TO DO:
Repeat each line of the material below exactly as it appears, minus any pictures.

EXERCISE DATA:
......
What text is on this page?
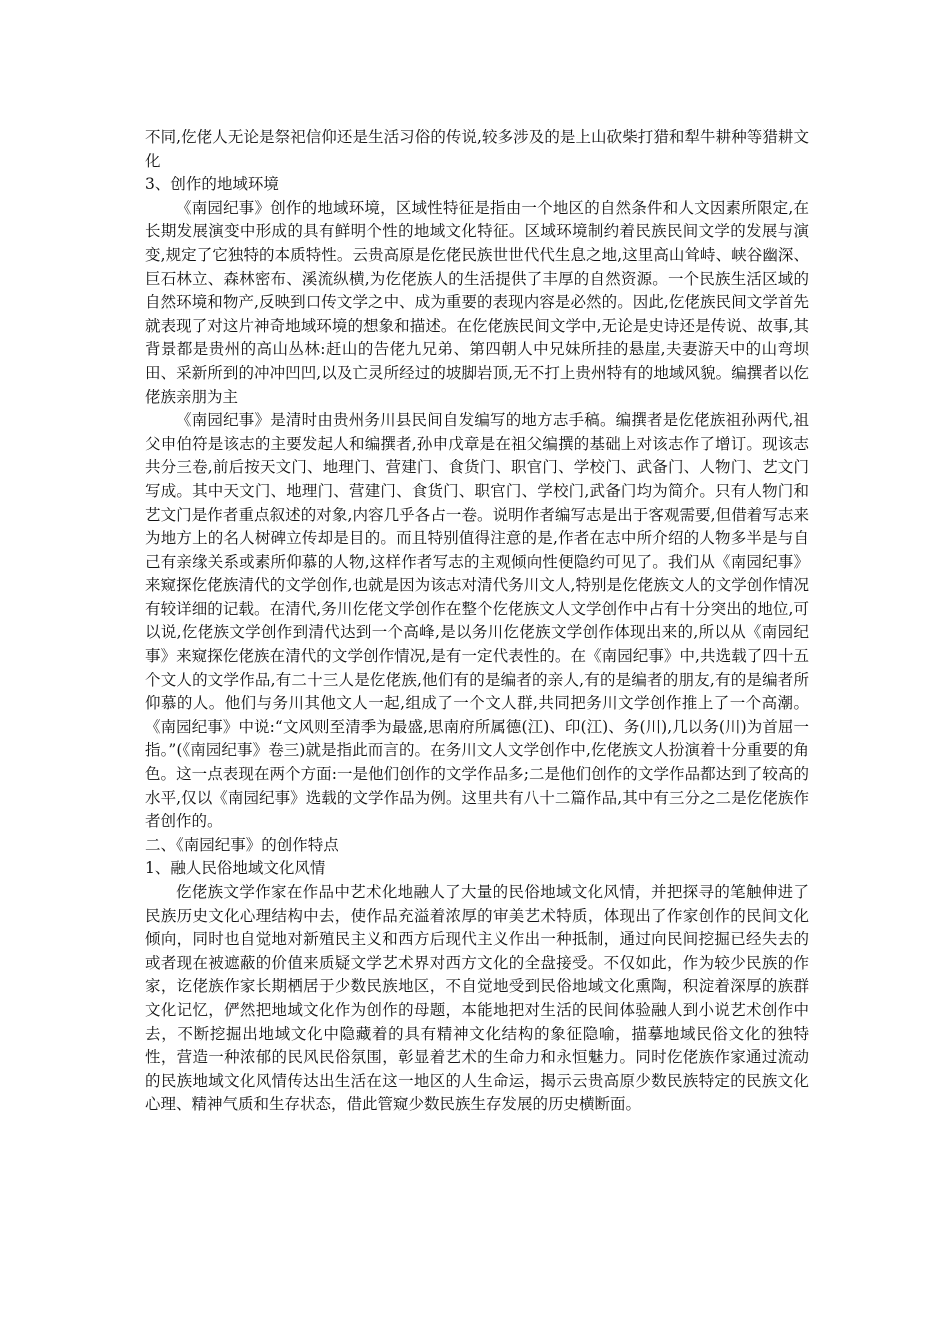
不同,仡佬人无论是祭祀信仰还是生活习俗的传说,较多涉及的是上山砍柴打猎和犁牛耕种等猎耕文化

3、创作的地域环境

《南园纪事》创作的地域环境，区域性特征是指由一个地区的自然条件和人文因素所限定,在长期发展演变中形成的具有鲜明个性的地域文化特征。区域环境制约着民族民间文学的发展与演变,规定了它独特的本质特性。云贵高原是仡佬民族世世代代生息之地,这里高山耸峙、峡谷幽深、巨石林立、森林密布、溪流纵横,为仡佬族人的生活提供了丰厚的自然资源。一个民族生活区域的自然环境和物产,反映到口传文学之中、成为重要的表现内容是必然的。因此,仡佬族民间文学首先就表现了对这片神奇地域环境的想象和描述。在仡佬族民间文学中,无论是史诗还是传说、故事,其背景都是贵州的高山丛林:赶山的告佬九兄弟、第四朝人中兄妹所挂的悬崖,夫妻游天中的山弯坝田、采新所到的冲冲凹凹,以及亡灵所经过的坡脚岩顶,无不打上贵州特有的地域风貌。编撰者以仡佬族亲朋为主

《南园纪事》是清时由贵州务川县民间自发编写的地方志手稿。编撰者是仡佬族祖孙两代,祖父申伯符是该志的主要发起人和编撰者,孙申戊章是在祖父编撰的基础上对该志作了增订。现该志共分三卷,前后按天文门、地理门、营建门、食货门、职官门、学校门、武备门、人物门、艺文门写成。其中天文门、地理门、营建门、食货门、职官门、学校门,武备门均为简介。只有人物门和艺文门是作者重点叙述的对象,内容几乎各占一卷。说明作者编写志是出于客观需要,但借着写志来为地方上的名人树碑立传却是目的。而且特别值得注意的是,作者在志中所介绍的人物多半是与自己有亲缘关系或素所仰慕的人物,这样作者写志的主观倾向性便隐约可见了。我们从《南园纪事》来窥探仡佬族清代的文学创作,也就是因为该志对清代务川文人,特别是仡佬族文人的文学创作情况有较详细的记载。在清代,务川仡佬文学创作在整个仡佬族文人文学创作中占有十分突出的地位,可以说,仡佬族文学创作到清代达到一个高峰,是以务川仡佬族文学创作体现出来的,所以从《南园纪事》来窥探仡佬族在清代的文学创作情况,是有一定代表性的。在《南园纪事》中,共选载了四十五个文人的文学作品,有二十三人是仡佬族,他们有的是编者的亲人,有的是编者的朋友,有的是编者所仰慕的人。他们与务川其他文人一起,组成了一个文人群,共同把务川文学创作推上了一个高潮。《南园纪事》中说:“文风则至清季为最盛,思南府所属德(江)、印(江)、务(川),几以务(川)为首屈一指。”(《南园纪事》卷三)就是指此而言的。在务川文人文学创作中,仡佬族文人扮演着十分重要的角色。这一点表现在两个方面:一是他们创作的文学作品多;二是他们创作的文学作品都达到了较高的水平,仅以《南园纪事》选载的文学作品为例。这里共有八十二篇作品,其中有三分之二是仡佬族作者创作的。

二、《南园纪事》的创作特点

1、融人民俗地域文化风情

仡佬族文学作家在作品中艺术化地融人了大量的民俗地域文化风情，并把探寻的笔触伸进了民族历史文化心理结构中去，使作品充溢着浓厚的审美艺术特质，体现出了作家创作的民间文化倾向，同时也自觉地对新殖民主义和西方后现代主义作出一种抵制，通过向民间挖掘已经失去的或者现在被遮蔽的价值来质疑文学艺术界对西方文化的全盘接受。不仅如此，作为较少民族的作家，讫佬族作家长期栖居于少数民族地区，不自觉地受到民俗地域文化熏陶，积淀着深厚的族群文化记忆，俨然把地域文化作为创作的母题，本能地把对生活的民间体验融人到小说艺术创作中去，不断挖掘出地域文化中隐藏着的具有精神文化结构的象征隐喻，描摹地域民俗文化的独特性，营造一种浓郁的民风民俗氛围，彰显着艺术的生命力和永恒魅力。同时仡佬族作家通过流动的民族地域文化风情传达出生活在这一地区的人生命运，揭示云贵高原少数民族特定的民族文化心理、精神气质和生存状态，借此管窥少数民族生存发展的历史横断面。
......
FINAL ANSWER:
What text is on this page?
不同,仡佬人无论是祭祀信仰还是生活习俗的传说,较多涉及的是上山砍柴打猎和犁牛耕种等猎耕文化

3、创作的地域环境

《南园纪事》创作的地域环境，区域性特征是指由一个地区的自然条件和人文因素所限定,在长期发展演变中形成的具有鲜明个性的地域文化特征。区域环境制约着民族民间文学的发展与演变,规定了它独特的本质特性。云贵高原是仡佬民族世世代代生息之地,这里高山耸峙、峡谷幽深、巨石林立、森林密布、溪流纵横,为仡佬族人的生活提供了丰厚的自然资源。一个民族生活区域的自然环境和物产,反映到口传文学之中、成为重要的表现内容是必然的。因此,仡佬族民间文学首先就表现了对这片神奇地域环境的想象和描述。在仡佬族民间文学中,无论是史诗还是传说、故事,其背景都是贵州的高山丛林:赶山的告佬九兄弟、第四朝人中兄妹所挂的悬崖,夫妻游天中的山弯坝田、采新所到的冲冲凹凹,以及亡灵所经过的坡脚岩顶,无不打上贵州特有的地域风貌。编撰者以仡佬族亲朋为主

《南园纪事》是清时由贵州务川县民间自发编写的地方志手稿。编撰者是仡佬族祖孙两代,祖父申伯符是该志的主要发起人和编撰者,孙申戊章是在祖父编撰的基础上对该志作了增订。现该志共分三卷,前后按天文门、地理门、营建门、食货门、职官门、学校门、武备门、人物门、艺文门写成。其中天文门、地理门、营建门、食货门、职官门、学校门,武备门均为简介。只有人物门和艺文门是作者重点叙述的对象,内容几乎各占一卷。说明作者编写志是出于客观需要,但借着写志来为地方上的名人树碑立传却是目的。而且特别值得注意的是,作者在志中所介绍的人物多半是与自己有亲缘关系或素所仰慕的人物,这样作者写志的主观倾向性便隐约可见了。我们从《南园纪事》来窥探仡佬族清代的文学创作,也就是因为该志对清代务川文人,特别是仡佬族文人的文学创作情况有较详细的记载。在清代,务川仡佬文学创作在整个仡佬族文人文学创作中占有十分突出的地位,可以说,仡佬族文学创作到清代达到一个高峰,是以务川仡佬族文学创作体现出来的,所以从《南园纪事》来窥探仡佬族在清代的文学创作情况,是有一定代表性的。在《南园纪事》中,共选载了四十五个文人的文学作品,有二十三人是仡佬族,他们有的是编者的亲人,有的是编者的朋友,有的是编者所仰慕的人。他们与务川其他文人一起,组成了一个文人群,共同把务川文学创作推上了一个高潮。《南园纪事》中说:“文风则至清季为最盛,思南府所属德(江)、印(江)、务(川),几以务(川)为首屈一指。”(《南园纪事》卷三)就是指此而言的。在务川文人文学创作中,仡佬族文人扮演着十分重要的角色。这一点表现在两个方面:一是他们创作的文学作品多;二是他们创作的文学作品都达到了较高的水平,仅以《南园纪事》选载的文学作品为例。这里共有八十二篇作品,其中有三分之二是仡佬族作者创作的。

二、《南园纪事》的创作特点

1、融人民俗地域文化风情

仡佬族文学作家在作品中艺术化地融人了大量的民俗地域文化风情，并把探寻的笔触伸进了民族历史文化心理结构中去，使作品充溢着浓厚的审美艺术特质，体现出了作家创作的民间文化倾向，同时也自觉地对新殖民主义和西方后现代主义作出一种抵制，通过向民间挖掘已经失去的或者现在被遮蔽的价值来质疑文学艺术界对西方文化的全盘接受。不仅如此，作为较少民族的作家，讫佬族作家长期栖居于少数民族地区，不自觉地受到民俗地域文化熏陶，积淀着深厚的族群文化记忆，俨然把地域文化作为创作的母题，本能地把对生活的民间体验融人到小说艺术创作中去，不断挖掘出地域文化中隐藏着的具有精神文化结构的象征隐喻，描摹地域民俗文化的独特性，营造一种浓郁的民风民俗氛围，彰显着艺术的生命力和永恒魅力。同时仡佬族作家通过流动的民族地域文化风情传达出生活在这一地区的人生命运，揭示云贵高原少数民族特定的民族文化心理、精神气质和生存状态，借此管窥少数民族生存发展的历史横断面。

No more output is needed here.